* **Problem**
Track down each line that has the word "Numbers" and copy it.

Saved entries
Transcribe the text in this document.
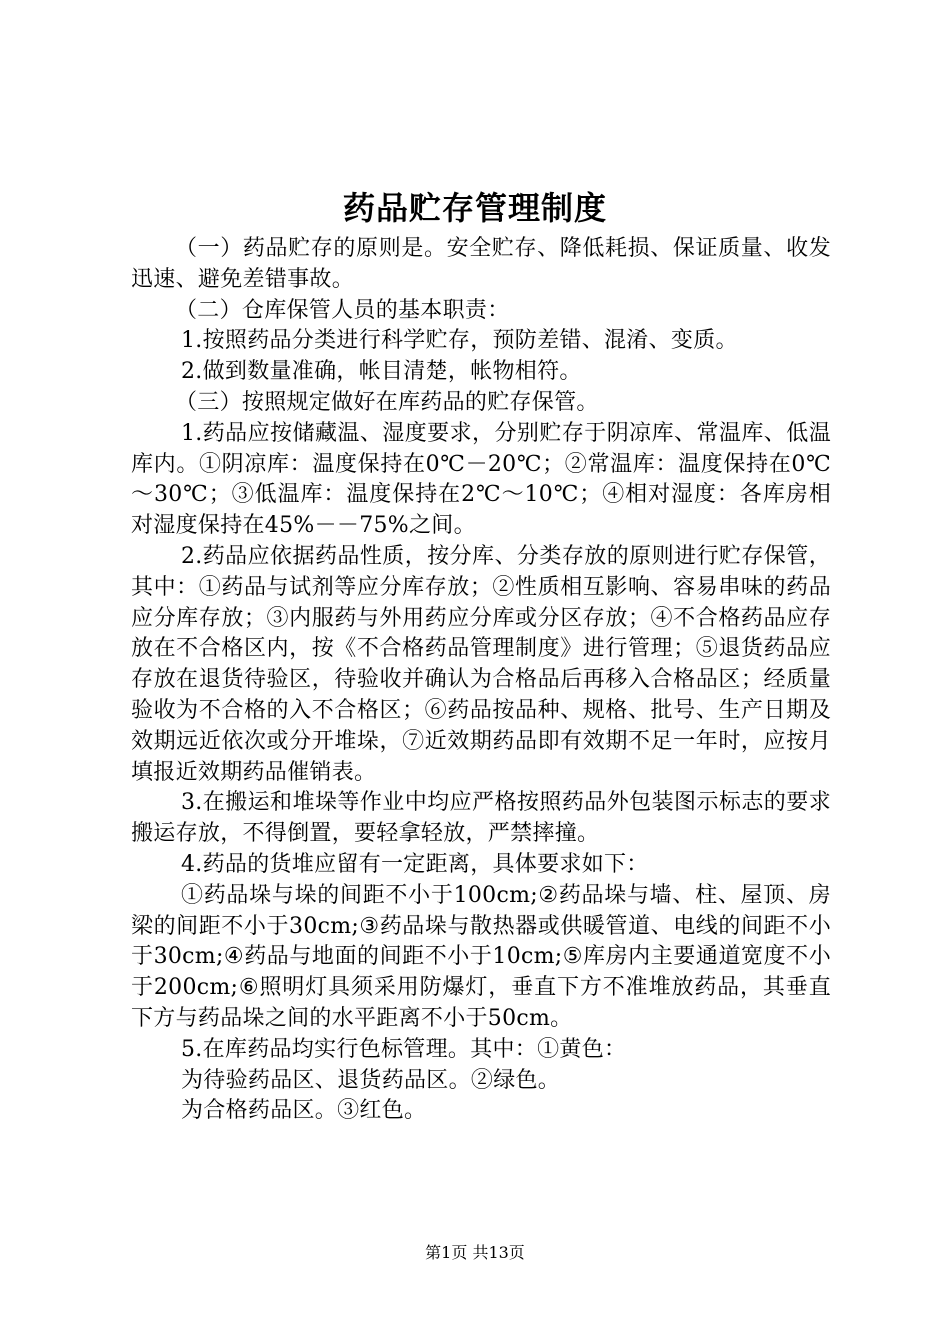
药品贮存管理制度

（一）药品贮存的原则是。安全贮存、降低耗损、保证质量、收发迅速、避免差错事故。

（二）仓库保管人员的基本职责：

1.按照药品分类进行科学贮存，预防差错、混淆、变质。

2.做到数量准确，帐目清楚，帐物相符。

（三）按照规定做好在库药品的贮存保管。

1.药品应按储藏温、湿度要求，分别贮存于阴凉库、常温库、低温库内。①阴凉库：温度保持在0℃－20℃；②常温库：温度保持在0℃～30℃；③低温库：温度保持在2℃～10℃；④相对湿度：各库房相对湿度保持在45%－－75%之间。

2.药品应依据药品性质，按分库、分类存放的原则进行贮存保管，其中：①药品与试剂等应分库存放；②性质相互影响、容易串味的药品应分库存放；③内服药与外用药应分库或分区存放；④不合格药品应存放在不合格区内，按《不合格药品管理制度》进行管理；⑤退货药品应存放在退货待验区，待验收并确认为合格品后再移入合格品区；经质量验收为不合格的入不合格区；⑥药品按品种、规格、批号、生产日期及效期远近依次或分开堆垛，⑦近效期药品即有效期不足一年时，应按月填报近效期药品催销表。

3.在搬运和堆垛等作业中均应严格按照药品外包装图示标志的要求搬运存放，不得倒置，要轻拿轻放，严禁摔撞。

4.药品的货堆应留有一定距离，具体要求如下：

①药品垛与垛的间距不小于100cm;②药品垛与墙、柱、屋顶、房梁的间距不小于30cm;③药品垛与散热器或供暖管道、电线的间距不小于30cm;④药品与地面的间距不小于10cm;⑤库房内主要通道宽度不小于200cm;⑥照明灯具须采用防爆灯，垂直下方不准堆放药品，其垂直下方与药品垛之间的水平距离不小于50cm。

5.在库药品均实行色标管理。其中：①黄色：

为待验药品区、退货药品区。②绿色。

为合格药品区。③红色。

第1页 共13页
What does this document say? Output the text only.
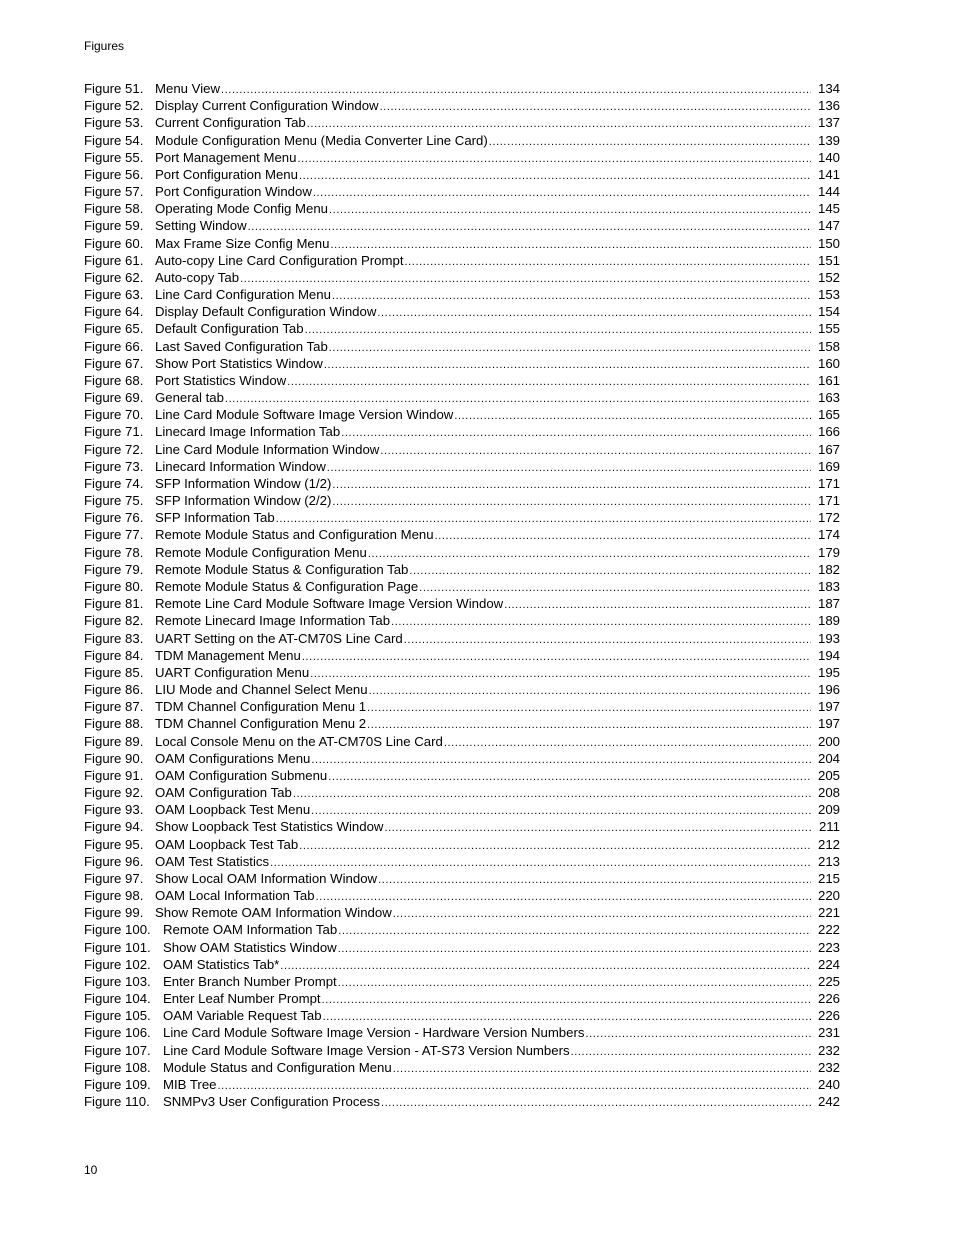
Figures
Figure 51. Menu View .....	134
Figure 52. Display Current Configuration Window .....	136
Figure 53. Current Configuration Tab .....	137
Figure 54. Module Configuration Menu (Media Converter Line Card) .....	139
Figure 55. Port Management Menu .....	140
Figure 56. Port Configuration Menu .....	141
Figure 57. Port Configuration Window .....	144
Figure 58. Operating Mode Config Menu .....	145
Figure 59. Setting Window .....	147
Figure 60. Max Frame Size Config Menu .....	150
Figure 61. Auto-copy Line Card Configuration Prompt .....	151
Figure 62. Auto-copy Tab .....	152
Figure 63. Line Card Configuration Menu .....	153
Figure 64. Display Default Configuration Window .....	154
Figure 65. Default Configuration Tab .....	155
Figure 66. Last Saved Configuration Tab .....	158
Figure 67. Show Port Statistics Window .....	160
Figure 68. Port Statistics Window .....	161
Figure 69. General tab .....	163
Figure 70. Line Card Module Software Image Version Window .....	165
Figure 71. Linecard Image Information Tab .....	166
Figure 72. Line Card Module Information Window .....	167
Figure 73. Linecard Information Window .....	169
Figure 74. SFP Information Window (1/2) .....	171
Figure 75. SFP Information Window (2/2) .....	171
Figure 76. SFP Information Tab .....	172
Figure 77. Remote Module Status and Configuration Menu .....	174
Figure 78. Remote Module Configuration Menu .....	179
Figure 79. Remote Module Status & Configuration Tab .....	182
Figure 80. Remote Module Status & Configuration Page .....	183
Figure 81. Remote Line Card Module Software Image Version Window .....	187
Figure 82. Remote Linecard Image Information Tab .....	189
Figure 83. UART Setting on the AT-CM70S Line Card .....	193
Figure 84. TDM Management Menu .....	194
Figure 85. UART Configuration Menu .....	195
Figure 86. LIU Mode and Channel Select Menu .....	196
Figure 87. TDM Channel Configuration Menu 1 .....	197
Figure 88. TDM Channel Configuration Menu 2 .....	197
Figure 89. Local Console Menu on the AT-CM70S Line Card .....	200
Figure 90. OAM Configurations Menu .....	204
Figure 91. OAM Configuration Submenu .....	205
Figure 92. OAM Configuration Tab .....	208
Figure 93. OAM Loopback Test Menu .....	209
Figure 94. Show Loopback Test Statistics Window .....	211
Figure 95. OAM Loopback Test Tab .....	212
Figure 96. OAM Test Statistics .....	213
Figure 97. Show Local OAM Information Window .....	215
Figure 98. OAM Local Information Tab .....	220
Figure 99. Show Remote OAM Information Window .....	221
Figure 100. Remote OAM Information Tab .....	222
Figure 101. Show OAM Statistics Window .....	223
Figure 102. OAM Statistics Tab* .....	224
Figure 103. Enter Branch Number Prompt .....	225
Figure 104. Enter Leaf Number Prompt .....	226
Figure 105. OAM Variable Request Tab .....	226
Figure 106. Line Card Module Software Image Version - Hardware Version Numbers .....	231
Figure 107. Line Card Module Software Image Version - AT-S73 Version Numbers .....	232
Figure 108. Module Status and Configuration Menu .....	232
Figure 109. MIB Tree .....	240
Figure 110. SNMPv3 User Configuration Process .....	242
10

* **Solution**
Figure 106. Line Card Module Software Image Version - Hardware Version Numbers .....	231
Figure 107. Line Card Module Software Image Version - AT-S73 Version Numbers .....	232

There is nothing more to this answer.